# What the exercise asks
Print the records below exactly, with no pictures.
(Entries provided begins)
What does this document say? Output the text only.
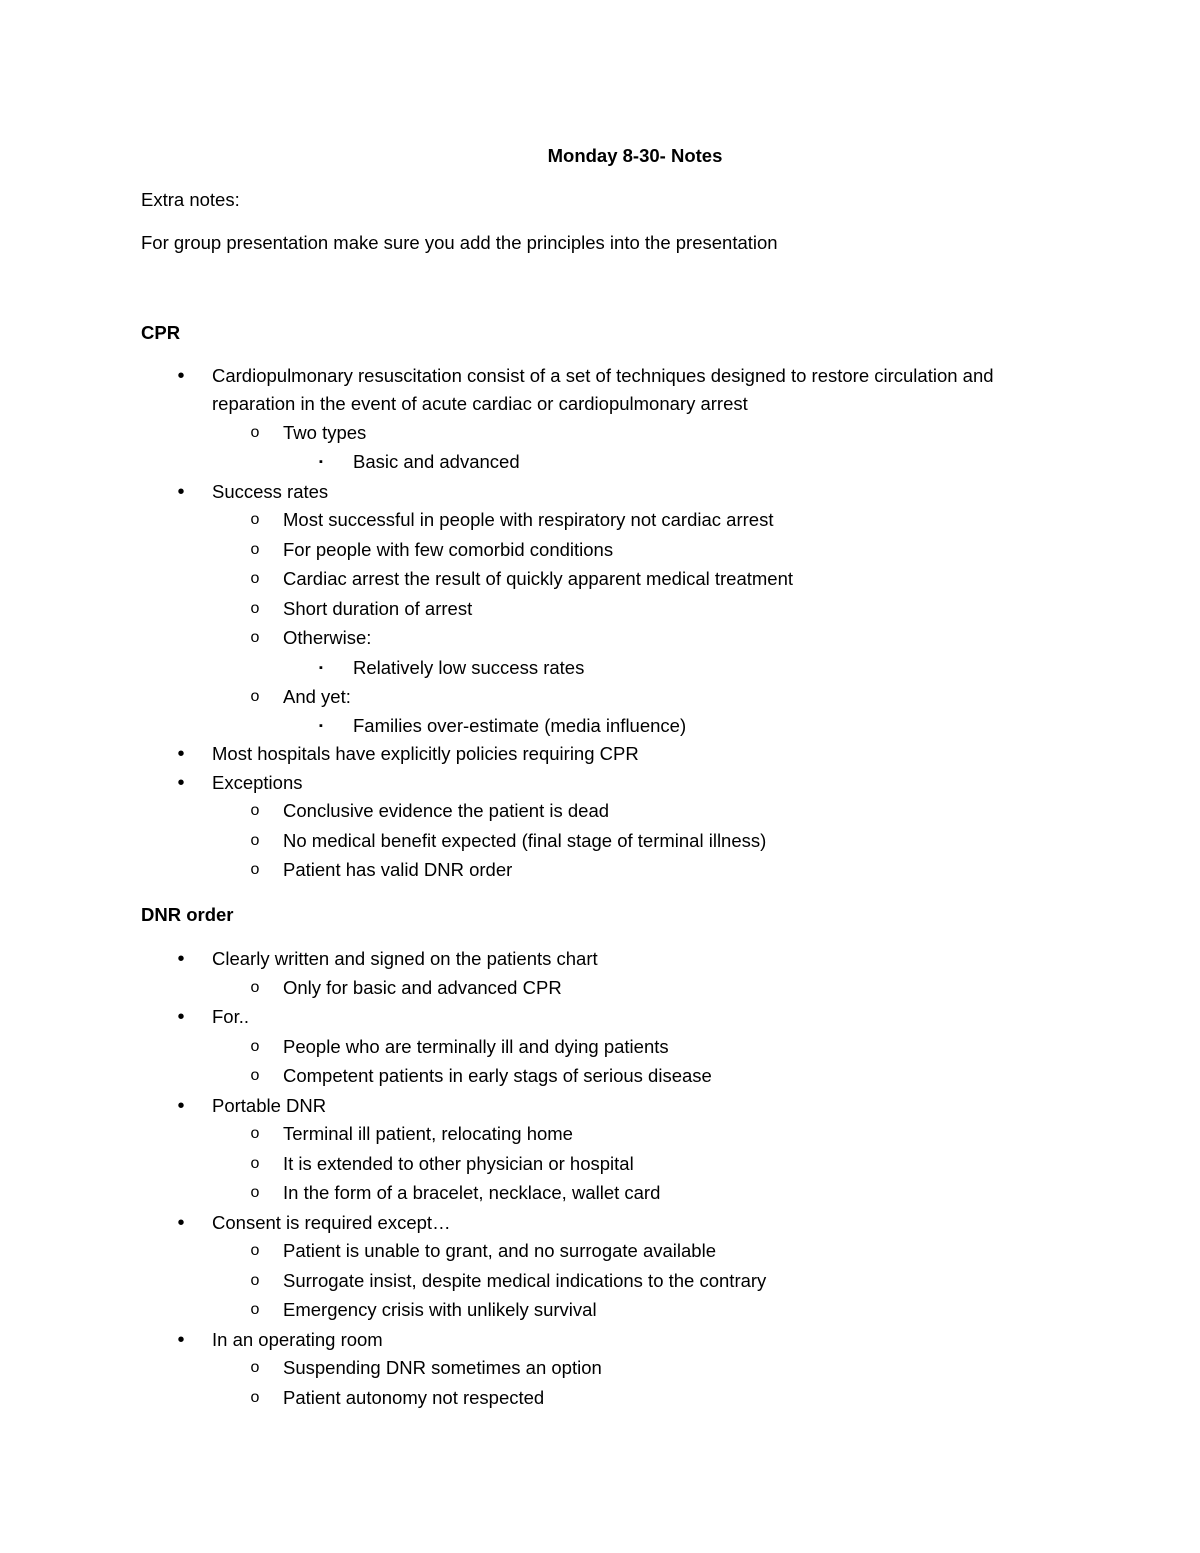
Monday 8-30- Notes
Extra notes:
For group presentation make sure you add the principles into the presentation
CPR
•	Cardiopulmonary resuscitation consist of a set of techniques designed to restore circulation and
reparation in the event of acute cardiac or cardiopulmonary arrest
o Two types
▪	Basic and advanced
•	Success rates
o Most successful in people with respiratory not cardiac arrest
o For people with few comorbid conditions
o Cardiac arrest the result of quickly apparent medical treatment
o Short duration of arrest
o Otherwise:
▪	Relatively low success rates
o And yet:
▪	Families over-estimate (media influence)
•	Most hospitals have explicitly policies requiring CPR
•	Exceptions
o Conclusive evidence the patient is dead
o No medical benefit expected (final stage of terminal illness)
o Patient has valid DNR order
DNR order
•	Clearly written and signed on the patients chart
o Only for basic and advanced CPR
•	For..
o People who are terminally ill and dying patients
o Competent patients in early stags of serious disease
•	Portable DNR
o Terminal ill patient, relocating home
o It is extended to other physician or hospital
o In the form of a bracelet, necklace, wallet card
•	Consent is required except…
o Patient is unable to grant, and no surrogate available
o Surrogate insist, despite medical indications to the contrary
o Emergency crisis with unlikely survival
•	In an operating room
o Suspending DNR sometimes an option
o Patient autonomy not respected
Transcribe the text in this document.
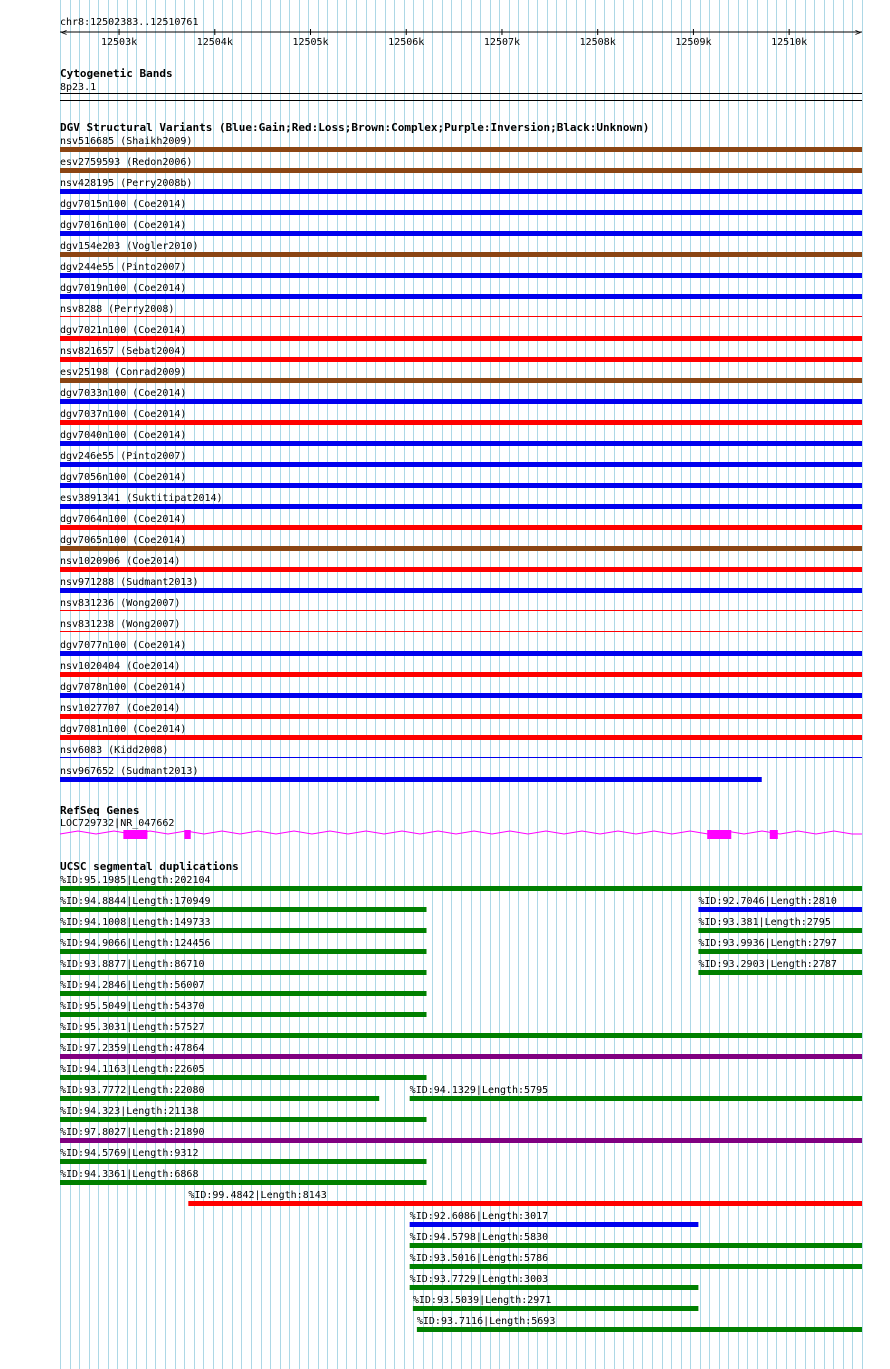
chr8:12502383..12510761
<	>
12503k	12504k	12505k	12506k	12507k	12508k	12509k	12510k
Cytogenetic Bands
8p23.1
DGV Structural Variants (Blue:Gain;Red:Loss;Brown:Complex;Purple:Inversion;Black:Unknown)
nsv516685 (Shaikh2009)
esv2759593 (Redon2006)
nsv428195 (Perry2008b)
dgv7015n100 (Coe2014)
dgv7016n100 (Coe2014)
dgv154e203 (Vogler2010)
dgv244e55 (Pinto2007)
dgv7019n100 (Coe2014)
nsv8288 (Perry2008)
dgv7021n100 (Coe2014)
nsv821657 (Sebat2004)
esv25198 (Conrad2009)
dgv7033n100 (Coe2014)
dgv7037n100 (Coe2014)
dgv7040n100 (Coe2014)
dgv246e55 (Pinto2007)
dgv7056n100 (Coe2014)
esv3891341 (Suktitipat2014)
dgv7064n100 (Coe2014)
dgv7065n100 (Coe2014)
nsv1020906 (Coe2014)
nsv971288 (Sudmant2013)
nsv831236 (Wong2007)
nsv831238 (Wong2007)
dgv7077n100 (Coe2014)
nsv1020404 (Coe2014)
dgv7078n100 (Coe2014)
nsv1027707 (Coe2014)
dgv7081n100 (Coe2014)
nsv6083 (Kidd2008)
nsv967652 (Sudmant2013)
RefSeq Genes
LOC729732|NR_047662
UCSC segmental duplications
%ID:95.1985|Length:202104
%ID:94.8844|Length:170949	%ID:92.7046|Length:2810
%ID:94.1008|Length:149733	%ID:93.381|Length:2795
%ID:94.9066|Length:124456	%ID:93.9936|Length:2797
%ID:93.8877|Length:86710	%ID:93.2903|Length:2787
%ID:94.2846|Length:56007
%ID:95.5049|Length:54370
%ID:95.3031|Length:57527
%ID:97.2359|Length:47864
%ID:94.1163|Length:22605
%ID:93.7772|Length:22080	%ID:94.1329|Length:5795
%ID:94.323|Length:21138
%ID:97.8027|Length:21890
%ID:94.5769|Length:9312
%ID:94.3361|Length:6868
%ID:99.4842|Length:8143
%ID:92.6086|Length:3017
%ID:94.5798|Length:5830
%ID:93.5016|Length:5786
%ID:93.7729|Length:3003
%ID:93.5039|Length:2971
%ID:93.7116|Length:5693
(Entries provided ends)
# Exercise solution
What does this document say? Output the text only.
Monday 8-30- Notes
Extra notes:
For group presentation make sure you add the principles into the presentation
CPR
•	Cardiopulmonary resuscitation consist of a set of techniques designed to restore circulation and
reparation in the event of acute cardiac or cardiopulmonary arrest
o Two types
▪	Basic and advanced
•	Success rates
o Most successful in people with respiratory not cardiac arrest
o For people with few comorbid conditions
o Cardiac arrest the result of quickly apparent medical treatment
o Short duration of arrest
o Otherwise:
▪	Relatively low success rates
o And yet:
▪	Families over-estimate (media influence)
•	Most hospitals have explicitly policies requiring CPR
•	Exceptions
o Conclusive evidence the patient is dead
o No medical benefit expected (final stage of terminal illness)
o Patient has valid DNR order
DNR order
•	Clearly written and signed on the patients chart
o Only for basic and advanced CPR
•	For..
o People who are terminally ill and dying patients
o Competent patients in early stags of serious disease
•	Portable DNR
o Terminal ill patient, relocating home
o It is extended to other physician or hospital
o In the form of a bracelet, necklace, wallet card
•	Consent is required except…
o Patient is unable to grant, and no surrogate available
o Surrogate insist, despite medical indications to the contrary
o Emergency crisis with unlikely survival
•	In an operating room
o Suspending DNR sometimes an option
o Patient autonomy not respected
Transcribe the text in this document.
chr8:12502383..12510761
<	>
12503k	12504k	12505k	12506k	12507k	12508k	12509k	12510k
Cytogenetic Bands
8p23.1
DGV Structural Variants (Blue:Gain;Red:Loss;Brown:Complex;Purple:Inversion;Black:Unknown)
nsv516685 (Shaikh2009)
esv2759593 (Redon2006)
nsv428195 (Perry2008b)
dgv7015n100 (Coe2014)
dgv7016n100 (Coe2014)
dgv154e203 (Vogler2010)
dgv244e55 (Pinto2007)
dgv7019n100 (Coe2014)
nsv8288 (Perry2008)
dgv7021n100 (Coe2014)
nsv821657 (Sebat2004)
esv25198 (Conrad2009)
dgv7033n100 (Coe2014)
dgv7037n100 (Coe2014)
dgv7040n100 (Coe2014)
dgv246e55 (Pinto2007)
dgv7056n100 (Coe2014)
esv3891341 (Suktitipat2014)
dgv7064n100 (Coe2014)
dgv7065n100 (Coe2014)
nsv1020906 (Coe2014)
nsv971288 (Sudmant2013)
nsv831236 (Wong2007)
nsv831238 (Wong2007)
dgv7077n100 (Coe2014)
nsv1020404 (Coe2014)
dgv7078n100 (Coe2014)
nsv1027707 (Coe2014)
dgv7081n100 (Coe2014)
nsv6083 (Kidd2008)
nsv967652 (Sudmant2013)
RefSeq Genes
LOC729732|NR_047662
UCSC segmental duplications
%ID:95.1985|Length:202104
%ID:94.8844|Length:170949	%ID:92.7046|Length:2810
%ID:94.1008|Length:149733	%ID:93.381|Length:2795
%ID:94.9066|Length:124456	%ID:93.9936|Length:2797
%ID:93.8877|Length:86710	%ID:93.2903|Length:2787
%ID:94.2846|Length:56007
%ID:95.5049|Length:54370
%ID:95.3031|Length:57527
%ID:97.2359|Length:47864
%ID:94.1163|Length:22605
%ID:93.7772|Length:22080	%ID:94.1329|Length:5795
%ID:94.323|Length:21138
%ID:97.8027|Length:21890
%ID:94.5769|Length:9312
%ID:94.3361|Length:6868
%ID:99.4842|Length:8143
%ID:92.6086|Length:3017
%ID:94.5798|Length:5830
%ID:93.5016|Length:5786
%ID:93.7729|Length:3003
%ID:93.5039|Length:2971
%ID:93.7116|Length:5693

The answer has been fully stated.